*Written instruction:* Every line from the one that contains "Type out the text in this image." to the last line of the listing below should be quoted verbatim. Pictures are excluded.

*Data section:*
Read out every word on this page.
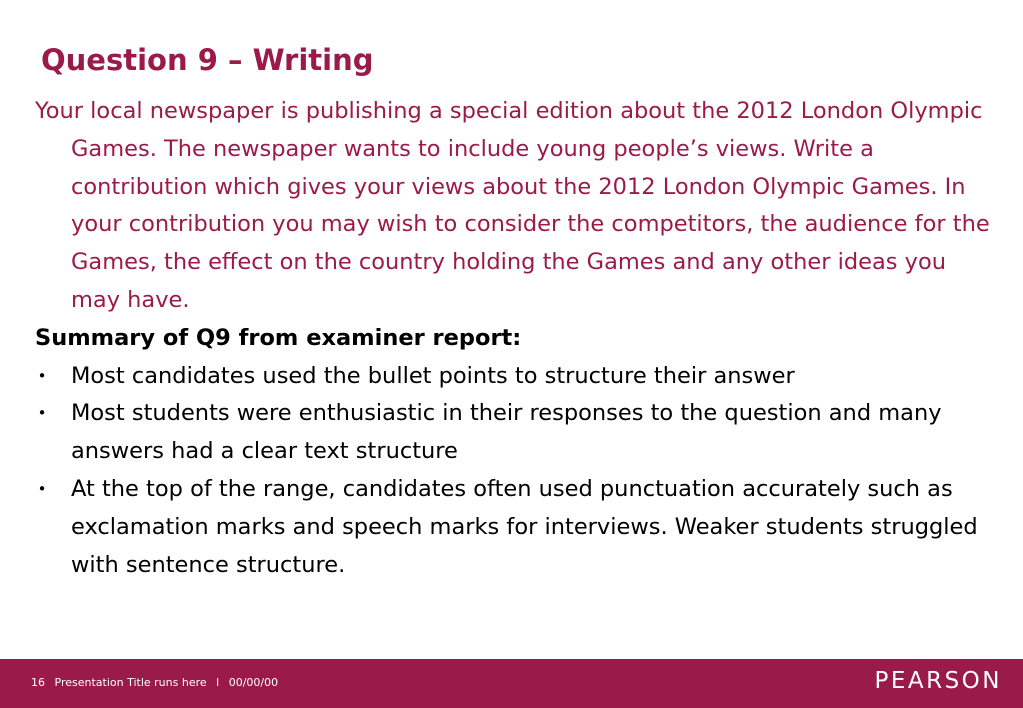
Question 9 – Writing

Your local newspaper is publishing a special edition about the 2012 London Olympic Games. The newspaper wants to include young people’s views. Write a contribution which gives your views about the 2012 London Olympic Games. In your contribution you may wish to consider the competitors, the audience for the Games, the effect on the country holding the Games and any other ideas you may have.

Summary of Q9 from examiner report:

• Most candidates used the bullet points to structure their answer
• Most students were enthusiastic in their responses to the question and many answers had a clear text structure
• At the top of the range, candidates often used punctuation accurately such as exclamation marks and speech marks for interviews. Weaker students struggled with sentence structure.
16 Presentation Title runs here l 00/00/00	PEARSON
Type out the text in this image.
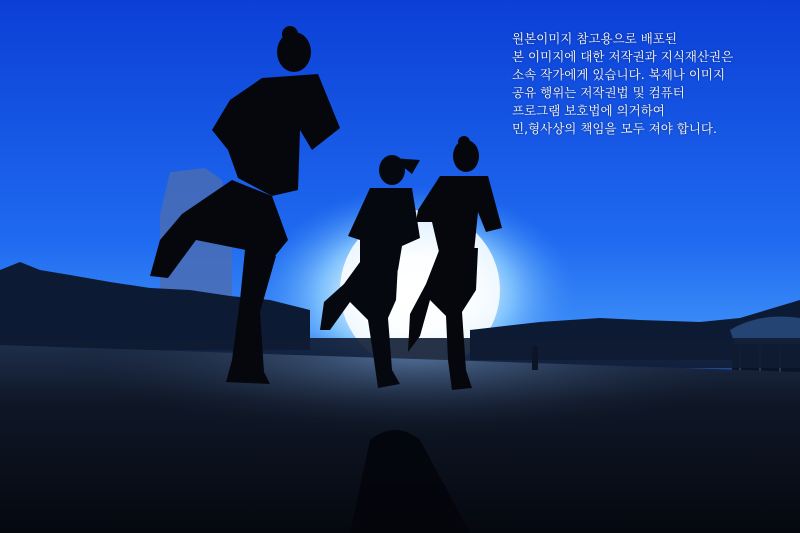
원본이미지 참고용으로 배포된
본 이미지에 대한 저작권과 지식재산권은
소속 작가에게 있습니다. 복제나 이미지
공유 행위는 저작권법 및 컴퓨터
프로그램 보호법에 의거하여
민,형사상의 책임을 모두 져야 합니다.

*Task response:*
Type out the text in this image.
원본이미지 참고용으로 배포된
본 이미지에 대한 저작권과 지식재산권은
소속 작가에게 있습니다. 복제나 이미지
공유 행위는 저작권법 및 컴퓨터
프로그램 보호법에 의거하여
민,형사상의 책임을 모두 져야 합니다.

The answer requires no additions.